>> start Input rows

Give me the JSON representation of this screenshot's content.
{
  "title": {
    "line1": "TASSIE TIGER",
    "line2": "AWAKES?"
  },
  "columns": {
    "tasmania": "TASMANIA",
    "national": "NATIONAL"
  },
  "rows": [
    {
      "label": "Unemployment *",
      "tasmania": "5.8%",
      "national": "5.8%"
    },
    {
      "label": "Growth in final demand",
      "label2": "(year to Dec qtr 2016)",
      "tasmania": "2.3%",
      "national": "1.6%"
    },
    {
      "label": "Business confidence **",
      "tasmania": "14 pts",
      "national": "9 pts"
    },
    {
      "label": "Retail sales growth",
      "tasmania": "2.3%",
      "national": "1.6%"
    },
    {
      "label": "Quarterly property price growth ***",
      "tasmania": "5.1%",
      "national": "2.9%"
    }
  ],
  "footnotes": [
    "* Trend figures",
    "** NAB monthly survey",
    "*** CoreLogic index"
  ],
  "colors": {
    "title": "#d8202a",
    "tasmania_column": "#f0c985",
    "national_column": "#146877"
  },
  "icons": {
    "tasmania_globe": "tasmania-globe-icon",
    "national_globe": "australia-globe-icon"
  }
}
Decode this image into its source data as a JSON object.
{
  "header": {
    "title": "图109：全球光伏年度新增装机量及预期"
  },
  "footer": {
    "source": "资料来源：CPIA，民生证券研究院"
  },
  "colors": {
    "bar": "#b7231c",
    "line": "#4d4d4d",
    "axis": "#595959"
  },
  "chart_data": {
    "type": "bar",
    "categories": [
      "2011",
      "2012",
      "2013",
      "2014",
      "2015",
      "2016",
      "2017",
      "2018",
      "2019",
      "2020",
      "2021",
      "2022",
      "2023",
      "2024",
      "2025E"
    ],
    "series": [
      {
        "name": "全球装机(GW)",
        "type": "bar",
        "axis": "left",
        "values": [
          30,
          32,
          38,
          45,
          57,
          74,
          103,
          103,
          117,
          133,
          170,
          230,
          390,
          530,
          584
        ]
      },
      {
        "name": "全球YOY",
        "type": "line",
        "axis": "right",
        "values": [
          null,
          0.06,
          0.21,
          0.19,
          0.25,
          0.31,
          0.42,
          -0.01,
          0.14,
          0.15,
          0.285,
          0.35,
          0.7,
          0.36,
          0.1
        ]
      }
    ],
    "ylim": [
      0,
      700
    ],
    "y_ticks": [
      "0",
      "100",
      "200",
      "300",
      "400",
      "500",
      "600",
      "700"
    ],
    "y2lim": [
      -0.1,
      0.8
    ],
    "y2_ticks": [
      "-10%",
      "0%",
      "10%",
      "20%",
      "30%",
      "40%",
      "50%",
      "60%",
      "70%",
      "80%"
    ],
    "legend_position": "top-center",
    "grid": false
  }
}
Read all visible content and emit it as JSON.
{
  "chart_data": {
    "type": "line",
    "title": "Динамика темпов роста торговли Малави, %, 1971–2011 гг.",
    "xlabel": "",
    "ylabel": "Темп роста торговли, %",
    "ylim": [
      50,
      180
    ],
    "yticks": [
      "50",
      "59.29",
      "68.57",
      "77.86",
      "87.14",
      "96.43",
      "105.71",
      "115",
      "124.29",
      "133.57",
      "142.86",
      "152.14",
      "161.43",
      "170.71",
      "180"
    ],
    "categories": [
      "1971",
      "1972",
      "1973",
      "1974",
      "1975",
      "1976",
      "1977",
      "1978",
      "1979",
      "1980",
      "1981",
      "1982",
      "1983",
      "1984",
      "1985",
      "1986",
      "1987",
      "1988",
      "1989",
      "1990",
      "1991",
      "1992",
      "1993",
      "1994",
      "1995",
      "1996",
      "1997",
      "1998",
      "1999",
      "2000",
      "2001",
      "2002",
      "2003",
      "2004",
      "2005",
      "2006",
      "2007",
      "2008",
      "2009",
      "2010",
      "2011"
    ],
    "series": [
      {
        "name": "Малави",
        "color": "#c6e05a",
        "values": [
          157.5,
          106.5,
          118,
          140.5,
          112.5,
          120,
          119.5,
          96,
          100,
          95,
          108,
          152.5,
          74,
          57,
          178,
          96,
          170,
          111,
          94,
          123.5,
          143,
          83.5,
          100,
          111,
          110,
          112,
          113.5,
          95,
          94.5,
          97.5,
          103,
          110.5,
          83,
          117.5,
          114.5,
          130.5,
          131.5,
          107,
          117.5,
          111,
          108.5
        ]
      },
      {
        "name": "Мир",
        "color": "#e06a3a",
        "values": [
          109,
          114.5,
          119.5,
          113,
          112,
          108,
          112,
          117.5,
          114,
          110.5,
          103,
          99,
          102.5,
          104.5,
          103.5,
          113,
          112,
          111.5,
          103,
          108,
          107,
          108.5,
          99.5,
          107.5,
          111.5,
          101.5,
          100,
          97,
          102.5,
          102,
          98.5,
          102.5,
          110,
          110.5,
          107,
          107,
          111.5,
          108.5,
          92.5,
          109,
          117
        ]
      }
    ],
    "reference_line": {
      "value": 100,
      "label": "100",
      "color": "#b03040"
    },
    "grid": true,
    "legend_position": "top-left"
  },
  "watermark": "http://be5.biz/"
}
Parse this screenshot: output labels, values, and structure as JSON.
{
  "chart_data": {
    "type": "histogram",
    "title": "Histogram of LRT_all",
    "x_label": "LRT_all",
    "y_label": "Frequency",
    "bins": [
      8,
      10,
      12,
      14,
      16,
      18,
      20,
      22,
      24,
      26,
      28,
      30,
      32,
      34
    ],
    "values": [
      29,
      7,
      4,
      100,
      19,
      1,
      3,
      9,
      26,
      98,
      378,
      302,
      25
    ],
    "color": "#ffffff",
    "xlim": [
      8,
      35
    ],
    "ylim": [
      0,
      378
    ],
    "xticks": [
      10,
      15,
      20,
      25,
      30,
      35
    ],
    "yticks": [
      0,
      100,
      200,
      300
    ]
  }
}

>> end Input rows

Job: Can you restate every record above word for word?

Final result:
Give me the JSON representation of this screenshot's content.
{
  "title": {
    "line1": "TASSIE TIGER",
    "line2": "AWAKES?"
  },
  "columns": {
    "tasmania": "TASMANIA",
    "national": "NATIONAL"
  },
  "rows": [
    {
      "label": "Unemployment *",
      "tasmania": "5.8%",
      "national": "5.8%"
    },
    {
      "label": "Growth in final demand",
      "label2": "(year to Dec qtr 2016)",
      "tasmania": "2.3%",
      "national": "1.6%"
    },
    {
      "label": "Business confidence **",
      "tasmania": "14 pts",
      "national": "9 pts"
    },
    {
      "label": "Retail sales growth",
      "tasmania": "2.3%",
      "national": "1.6%"
    },
    {
      "label": "Quarterly property price growth ***",
      "tasmania": "5.1%",
      "national": "2.9%"
    }
  ],
  "footnotes": [
    "* Trend figures",
    "** NAB monthly survey",
    "*** CoreLogic index"
  ],
  "colors": {
    "title": "#d8202a",
    "tasmania_column": "#f0c985",
    "national_column": "#146877"
  },
  "icons": {
    "tasmania_globe": "tasmania-globe-icon",
    "national_globe": "australia-globe-icon"
  }
}
Decode this image into its source data as a JSON object.
{
  "header": {
    "title": "图109：全球光伏年度新增装机量及预期"
  },
  "footer": {
    "source": "资料来源：CPIA，民生证券研究院"
  },
  "colors": {
    "bar": "#b7231c",
    "line": "#4d4d4d",
    "axis": "#595959"
  },
  "chart_data": {
    "type": "bar",
    "categories": [
      "2011",
      "2012",
      "2013",
      "2014",
      "2015",
      "2016",
      "2017",
      "2018",
      "2019",
      "2020",
      "2021",
      "2022",
      "2023",
      "2024",
      "2025E"
    ],
    "series": [
      {
        "name": "全球装机(GW)",
        "type": "bar",
        "axis": "left",
        "values": [
          30,
          32,
          38,
          45,
          57,
          74,
          103,
          103,
          117,
          133,
          170,
          230,
          390,
          530,
          584
        ]
      },
      {
        "name": "全球YOY",
        "type": "line",
        "axis": "right",
        "values": [
          null,
          0.06,
          0.21,
          0.19,
          0.25,
          0.31,
          0.42,
          -0.01,
          0.14,
          0.15,
          0.285,
          0.35,
          0.7,
          0.36,
          0.1
        ]
      }
    ],
    "ylim": [
      0,
      700
    ],
    "y_ticks": [
      "0",
      "100",
      "200",
      "300",
      "400",
      "500",
      "600",
      "700"
    ],
    "y2lim": [
      -0.1,
      0.8
    ],
    "y2_ticks": [
      "-10%",
      "0%",
      "10%",
      "20%",
      "30%",
      "40%",
      "50%",
      "60%",
      "70%",
      "80%"
    ],
    "legend_position": "top-center",
    "grid": false
  }
}
Read all visible content and emit it as JSON.
{
  "chart_data": {
    "type": "line",
    "title": "Динамика темпов роста торговли Малави, %, 1971–2011 гг.",
    "xlabel": "",
    "ylabel": "Темп роста торговли, %",
    "ylim": [
      50,
      180
    ],
    "yticks": [
      "50",
      "59.29",
      "68.57",
      "77.86",
      "87.14",
      "96.43",
      "105.71",
      "115",
      "124.29",
      "133.57",
      "142.86",
      "152.14",
      "161.43",
      "170.71",
      "180"
    ],
    "categories": [
      "1971",
      "1972",
      "1973",
      "1974",
      "1975",
      "1976",
      "1977",
      "1978",
      "1979",
      "1980",
      "1981",
      "1982",
      "1983",
      "1984",
      "1985",
      "1986",
      "1987",
      "1988",
      "1989",
      "1990",
      "1991",
      "1992",
      "1993",
      "1994",
      "1995",
      "1996",
      "1997",
      "1998",
      "1999",
      "2000",
      "2001",
      "2002",
      "2003",
      "2004",
      "2005",
      "2006",
      "2007",
      "2008",
      "2009",
      "2010",
      "2011"
    ],
    "series": [
      {
        "name": "Малави",
        "color": "#c6e05a",
        "values": [
          157.5,
          106.5,
          118,
          140.5,
          112.5,
          120,
          119.5,
          96,
          100,
          95,
          108,
          152.5,
          74,
          57,
          178,
          96,
          170,
          111,
          94,
          123.5,
          143,
          83.5,
          100,
          111,
          110,
          112,
          113.5,
          95,
          94.5,
          97.5,
          103,
          110.5,
          83,
          117.5,
          114.5,
          130.5,
          131.5,
          107,
          117.5,
          111,
          108.5
        ]
      },
      {
        "name": "Мир",
        "color": "#e06a3a",
        "values": [
          109,
          114.5,
          119.5,
          113,
          112,
          108,
          112,
          117.5,
          114,
          110.5,
          103,
          99,
          102.5,
          104.5,
          103.5,
          113,
          112,
          111.5,
          103,
          108,
          107,
          108.5,
          99.5,
          107.5,
          111.5,
          101.5,
          100,
          97,
          102.5,
          102,
          98.5,
          102.5,
          110,
          110.5,
          107,
          107,
          111.5,
          108.5,
          92.5,
          109,
          117
        ]
      }
    ],
    "reference_line": {
      "value": 100,
      "label": "100",
      "color": "#b03040"
    },
    "grid": true,
    "legend_position": "top-left"
  },
  "watermark": "http://be5.biz/"
}
Parse this screenshot: output labels, values, and structure as JSON.
{
  "chart_data": {
    "type": "histogram",
    "title": "Histogram of LRT_all",
    "x_label": "LRT_all",
    "y_label": "Frequency",
    "bins": [
      8,
      10,
      12,
      14,
      16,
      18,
      20,
      22,
      24,
      26,
      28,
      30,
      32,
      34
    ],
    "values": [
      29,
      7,
      4,
      100,
      19,
      1,
      3,
      9,
      26,
      98,
      378,
      302,
      25
    ],
    "color": "#ffffff",
    "xlim": [
      8,
      35
    ],
    "ylim": [
      0,
      378
    ],
    "xticks": [
      10,
      15,
      20,
      25,
      30,
      35
    ],
    "yticks": [
      0,
      100,
      200,
      300
    ]
  }
}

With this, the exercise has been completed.